◆ REQUIRED WORK
Continue the GMS earnings call transcript, starting right after its last sentence.

──────── EXTRACT

Since my joining GMS in 1993, we have grown from about 50 branches to over 250 locations. And expanded from 17 states to 43 states in Canada. Our annual sales at the time I joined were $236 million. And in just the last three fiscal years since the IPO, we have increased our sales by almost 70% more than doubled our adjusted EBITDA, completed 17 acquisitions with 59 branches and opened 13 greenfield yards. It has definitely been a very fast paced and rewarding time here. Now having the opportunity to work alongside the talented and dedicated GMS team, has been my greatest privilege and the highlight of my entire business career.

I'm extremely proud that together, we have built the number one North American speciality distributor of interior building products and developed a unique corporate culture over the years that continues to be very, very special. I've also appreciated working with many of you on the call today and I thank all of our shareholders for their continued support. Going forward, I know that GMS has the right team in place to build upon the Company's strong track record. John who joined us as President in May and will assume the CEO role upon my retirement, brings to GMS nearly 30 years of distribution and manufacturing industry experience and a broad range of expertise in operations, sales, customer service, distribution and logistics as well as strategic planning and M&A.

Having got to know John through our extensive travel and meetings over the last few months, I'm absolutely confident that with his leadership GMS is well positioned to achieve its next phase of growth and success in the years ahead. I look forward to continuing to work closely with John until my retirement and also look forward to seeing what he and the team accomplished to raise GMS to even greater heights in the future.

I'll now turn it over to John.

John C. Turner -- President

Thanks, Mike for that kind introduction and for your service to GMS over the past 26 years.

It's great to be here today to speak with our analysts and investors. I've enjoyed speaking with some of you since joining GMS and look forward to engaging with more of you in the near future. Let me start by saying how excited I am to be part of the GMS family. I was first attracted to GMS by its leading market position, specifically the strength of its North American network combined with local expertise and commitment to service excellence. In the short time I've been here, I've already been impressed by the talent and enthusiasm of the team. I've been welcomed by great people, who are clearly dedicated to the Company, its customers and each other. Together we are working hard to execute on our plans and build on our existing momentum.

────────────────
──────── ITEMS

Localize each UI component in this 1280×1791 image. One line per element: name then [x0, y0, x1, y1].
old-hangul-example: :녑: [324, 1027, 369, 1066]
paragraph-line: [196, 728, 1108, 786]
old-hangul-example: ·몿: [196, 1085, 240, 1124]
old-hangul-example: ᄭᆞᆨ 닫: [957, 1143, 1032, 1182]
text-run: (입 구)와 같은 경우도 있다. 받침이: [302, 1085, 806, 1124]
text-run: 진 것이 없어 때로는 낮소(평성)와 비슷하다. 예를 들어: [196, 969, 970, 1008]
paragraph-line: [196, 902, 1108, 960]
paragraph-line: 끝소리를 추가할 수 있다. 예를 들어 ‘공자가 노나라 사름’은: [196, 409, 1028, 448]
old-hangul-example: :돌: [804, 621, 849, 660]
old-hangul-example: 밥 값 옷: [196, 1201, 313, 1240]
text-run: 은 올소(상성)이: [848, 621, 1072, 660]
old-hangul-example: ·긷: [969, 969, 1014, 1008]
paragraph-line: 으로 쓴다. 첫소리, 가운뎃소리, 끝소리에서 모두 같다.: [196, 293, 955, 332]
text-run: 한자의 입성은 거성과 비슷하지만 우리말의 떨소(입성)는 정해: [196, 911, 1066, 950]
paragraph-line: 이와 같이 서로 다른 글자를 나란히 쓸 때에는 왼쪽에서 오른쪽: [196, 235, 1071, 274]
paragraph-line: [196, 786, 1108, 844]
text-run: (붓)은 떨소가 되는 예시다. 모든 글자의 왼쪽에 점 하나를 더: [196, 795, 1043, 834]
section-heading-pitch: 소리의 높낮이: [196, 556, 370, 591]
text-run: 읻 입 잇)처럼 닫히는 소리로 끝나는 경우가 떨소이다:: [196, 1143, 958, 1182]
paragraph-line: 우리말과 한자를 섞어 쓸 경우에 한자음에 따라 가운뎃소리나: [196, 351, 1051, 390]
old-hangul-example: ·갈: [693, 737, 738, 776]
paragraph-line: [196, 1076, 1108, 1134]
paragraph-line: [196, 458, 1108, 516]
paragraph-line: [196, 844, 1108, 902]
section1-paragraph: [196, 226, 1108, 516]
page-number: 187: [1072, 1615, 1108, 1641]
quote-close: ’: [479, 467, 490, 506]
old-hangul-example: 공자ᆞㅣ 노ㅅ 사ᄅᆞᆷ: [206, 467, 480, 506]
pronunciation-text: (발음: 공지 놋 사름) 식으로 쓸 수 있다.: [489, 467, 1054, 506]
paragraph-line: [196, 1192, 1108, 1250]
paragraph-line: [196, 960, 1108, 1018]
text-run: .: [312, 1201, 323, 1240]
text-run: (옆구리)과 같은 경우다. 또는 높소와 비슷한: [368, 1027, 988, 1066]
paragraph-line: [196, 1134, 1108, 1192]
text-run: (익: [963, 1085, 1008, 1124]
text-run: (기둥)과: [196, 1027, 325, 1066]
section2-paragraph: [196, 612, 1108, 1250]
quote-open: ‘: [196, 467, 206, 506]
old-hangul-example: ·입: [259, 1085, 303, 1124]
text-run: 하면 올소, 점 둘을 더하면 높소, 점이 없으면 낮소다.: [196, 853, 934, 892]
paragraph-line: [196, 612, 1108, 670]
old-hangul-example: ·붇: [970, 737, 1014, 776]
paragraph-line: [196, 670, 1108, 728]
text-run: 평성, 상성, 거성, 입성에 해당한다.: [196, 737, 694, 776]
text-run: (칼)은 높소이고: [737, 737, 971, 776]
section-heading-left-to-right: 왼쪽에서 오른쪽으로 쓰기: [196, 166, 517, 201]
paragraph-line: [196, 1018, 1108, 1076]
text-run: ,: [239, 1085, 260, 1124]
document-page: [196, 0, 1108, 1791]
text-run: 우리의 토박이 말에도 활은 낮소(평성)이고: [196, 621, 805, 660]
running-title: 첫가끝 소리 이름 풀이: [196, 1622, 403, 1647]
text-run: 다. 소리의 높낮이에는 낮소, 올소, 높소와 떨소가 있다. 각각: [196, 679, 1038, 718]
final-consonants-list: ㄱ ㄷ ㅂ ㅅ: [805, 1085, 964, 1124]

────────────────

◆ RESULT
Looking ahead the opportunities for growth are significant. I look forward to leading the Company and capitalizing on those opportunities as well as further strengthening our customer relationships, supplier partnerships, product offerings and overall value proposition as we position GMS for its next phase of growth and success. Since joining, I've been spending time in our facilities as well as with our customers and suppliers. I'm here to build on an already strong foundation and I'll be working with the team to identify ways we can enhance every aspect of our business. And we will be sure to keep you updated on our progress. I look forward to transitioning into the role of CEO later this summer and working with you all in the future.

With that, I'll now turn it over to Lynn to provide more details on our financial results for Q4.

A. Lynn Ross -- Interim Chief Financial Officer, Chief Accounting Officer and Corporate Controller

Thanks, John. And I would also like to thank you all for joining us today. We were pleased to deliver a solid fourth quarter highlighted by record net sales and adjusted EBITDA performance and strong free cash flow generation. Turning to slide 5, we grew net sales 22.7% to $780.1 million. We are especially pleased with a 7% increase in our organic sales compared to the fourth quarter of last fiscal year. Our sales of wallboard were up by 15% to $322.3 million in the fourth quarter compared to the same period last year. This increase was driven by acquisitions, higher organic volumes and pricing.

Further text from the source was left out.